### EXERCISE DETAILS
Copy all lines below exactly as written. Leave pictures out.

Items from a dataset:
• • • • • • •

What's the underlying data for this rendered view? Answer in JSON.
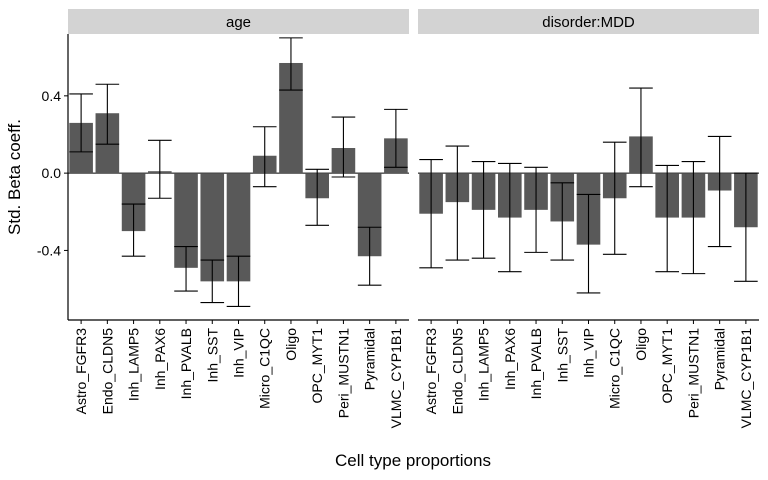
{
  "chart_data": {
    "type": "bar",
    "xlabel": "Cell type proportions",
    "ylabel": "Std. Beta coeff.",
    "ylim": [
      -0.76,
      0.72
    ],
    "yticks": [
      -0.4,
      0.0,
      0.4
    ],
    "ytick_labels": [
      "-0.4",
      "0.0",
      "0.4"
    ],
    "grid": false,
    "zero_line": true,
    "colors": {
      "bar": "#595959",
      "strip": "#d3d3d3",
      "axis": "#000000"
    },
    "categories": [
      "Astro_FGFR3",
      "Endo_CLDN5",
      "Inh_LAMP5",
      "Inh_PAX6",
      "Inh_PVALB",
      "Inh_SST",
      "Inh_VIP",
      "Micro_C1QC",
      "Oligo",
      "OPC_MYT1",
      "Peri_MUSTN1",
      "Pyramidal",
      "VLMC_CYP1B1"
    ],
    "facets": [
      {
        "label": "age",
        "values": [
          0.26,
          0.31,
          -0.3,
          0.01,
          -0.49,
          -0.56,
          -0.56,
          0.09,
          0.57,
          -0.13,
          0.13,
          -0.43,
          0.18
        ],
        "err_low": [
          0.11,
          0.15,
          -0.43,
          -0.13,
          -0.61,
          -0.67,
          -0.69,
          -0.07,
          0.43,
          -0.27,
          -0.02,
          -0.58,
          0.03
        ],
        "err_high": [
          0.41,
          0.46,
          -0.16,
          0.17,
          -0.38,
          -0.45,
          -0.43,
          0.24,
          0.7,
          0.02,
          0.29,
          -0.28,
          0.33
        ]
      },
      {
        "label": "disorder:MDD",
        "values": [
          -0.21,
          -0.15,
          -0.19,
          -0.23,
          -0.19,
          -0.25,
          -0.37,
          -0.13,
          0.19,
          -0.23,
          -0.23,
          -0.09,
          -0.28
        ],
        "err_low": [
          -0.49,
          -0.45,
          -0.44,
          -0.51,
          -0.41,
          -0.45,
          -0.62,
          -0.42,
          -0.07,
          -0.51,
          -0.52,
          -0.38,
          -0.56
        ],
        "err_high": [
          0.07,
          0.14,
          0.06,
          0.05,
          0.03,
          -0.05,
          -0.11,
          0.16,
          0.44,
          0.04,
          0.06,
          0.19,
          0.0
        ]
      }
    ]
  }
}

• • • • • • •

### WRITTEN SOLUTION
What's the underlying data for this rendered view? Answer in JSON.
{
  "chart_data": {
    "type": "bar",
    "xlabel": "Cell type proportions",
    "ylabel": "Std. Beta coeff.",
    "ylim": [
      -0.76,
      0.72
    ],
    "yticks": [
      -0.4,
      0.0,
      0.4
    ],
    "ytick_labels": [
      "-0.4",
      "0.0",
      "0.4"
    ],
    "grid": false,
    "zero_line": true,
    "colors": {
      "bar": "#595959",
      "strip": "#d3d3d3",
      "axis": "#000000"
    },
    "categories": [
      "Astro_FGFR3",
      "Endo_CLDN5",
      "Inh_LAMP5",
      "Inh_PAX6",
      "Inh_PVALB",
      "Inh_SST",
      "Inh_VIP",
      "Micro_C1QC",
      "Oligo",
      "OPC_MYT1",
      "Peri_MUSTN1",
      "Pyramidal",
      "VLMC_CYP1B1"
    ],
    "facets": [
      {
        "label": "age",
        "values": [
          0.26,
          0.31,
          -0.3,
          0.01,
          -0.49,
          -0.56,
          -0.56,
          0.09,
          0.57,
          -0.13,
          0.13,
          -0.43,
          0.18
        ],
        "err_low": [
          0.11,
          0.15,
          -0.43,
          -0.13,
          -0.61,
          -0.67,
          -0.69,
          -0.07,
          0.43,
          -0.27,
          -0.02,
          -0.58,
          0.03
        ],
        "err_high": [
          0.41,
          0.46,
          -0.16,
          0.17,
          -0.38,
          -0.45,
          -0.43,
          0.24,
          0.7,
          0.02,
          0.29,
          -0.28,
          0.33
        ]
      },
      {
        "label": "disorder:MDD",
        "values": [
          -0.21,
          -0.15,
          -0.19,
          -0.23,
          -0.19,
          -0.25,
          -0.37,
          -0.13,
          0.19,
          -0.23,
          -0.23,
          -0.09,
          -0.28
        ],
        "err_low": [
          -0.49,
          -0.45,
          -0.44,
          -0.51,
          -0.41,
          -0.45,
          -0.62,
          -0.42,
          -0.07,
          -0.51,
          -0.52,
          -0.38,
          -0.56
        ],
        "err_high": [
          0.07,
          0.14,
          0.06,
          0.05,
          0.03,
          -0.05,
          -0.11,
          0.16,
          0.44,
          0.04,
          0.06,
          0.19,
          0.0
        ]
      }
    ]
  }
}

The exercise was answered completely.